Any picture among the records should be left out, please; retype the rest exactly.

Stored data

>>>>

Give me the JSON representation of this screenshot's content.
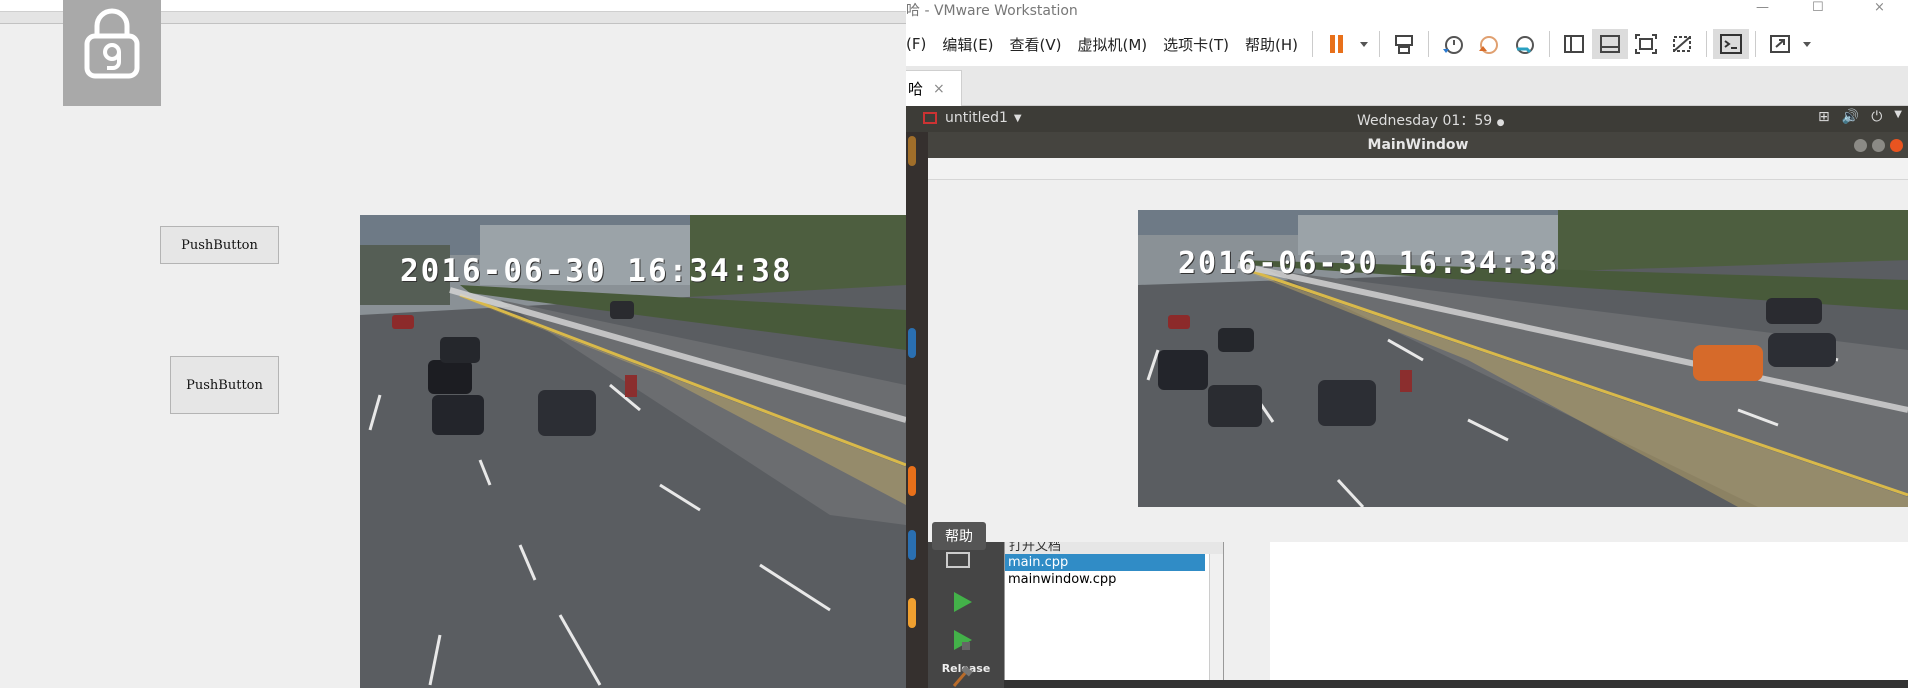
{
  "left_app": {
    "buttons": [
      {
        "label": "PushButton"
      },
      {
        "label": "PushButton"
      }
    ],
    "video_timestamp": "2016-06-30 16:34:38"
  },
  "vmware": {
    "title_fragment": "哈 - VMware Workstation",
    "menu": [
      "(F)",
      "编辑(E)",
      "查看(V)",
      "虚拟机(M)",
      "选项卡(T)",
      "帮助(H)"
    ],
    "tab_label": "哈",
    "tab_close": "×",
    "window_controls": [
      "—",
      "☐",
      "×"
    ]
  },
  "guest": {
    "app_name": "untitled1",
    "clock": "Wednesday 01：59",
    "mainwindow_title": "MainWindow",
    "video_timestamp": "2016-06-30 16:34:38"
  },
  "creator": {
    "help_tooltip": "帮助",
    "release_label": "Release",
    "open_docs_header": "打开文档",
    "open_files": [
      "main.cpp",
      "mainwindow.cpp"
    ]
  },
  "colors": {
    "pause_orange": "#e8701a",
    "selection_blue": "#308cc6",
    "ubuntu_bar": "#3d3c37"
  }
}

<<<<

### RESPONSE BELOW
Give me the JSON representation of this screenshot's content.
{
  "left_app": {
    "buttons": [
      {
        "label": "PushButton"
      },
      {
        "label": "PushButton"
      }
    ],
    "video_timestamp": "2016-06-30 16:34:38"
  },
  "vmware": {
    "title_fragment": "哈 - VMware Workstation",
    "menu": [
      "(F)",
      "编辑(E)",
      "查看(V)",
      "虚拟机(M)",
      "选项卡(T)",
      "帮助(H)"
    ],
    "tab_label": "哈",
    "tab_close": "×",
    "window_controls": [
      "—",
      "☐",
      "×"
    ]
  },
  "guest": {
    "app_name": "untitled1",
    "clock": "Wednesday 01：59",
    "mainwindow_title": "MainWindow",
    "video_timestamp": "2016-06-30 16:34:38"
  },
  "creator": {
    "help_tooltip": "帮助",
    "release_label": "Release",
    "open_docs_header": "打开文档",
    "open_files": [
      "main.cpp",
      "mainwindow.cpp"
    ]
  },
  "colors": {
    "pause_orange": "#e8701a",
    "selection_blue": "#308cc6",
    "ubuntu_bar": "#3d3c37"
  }
}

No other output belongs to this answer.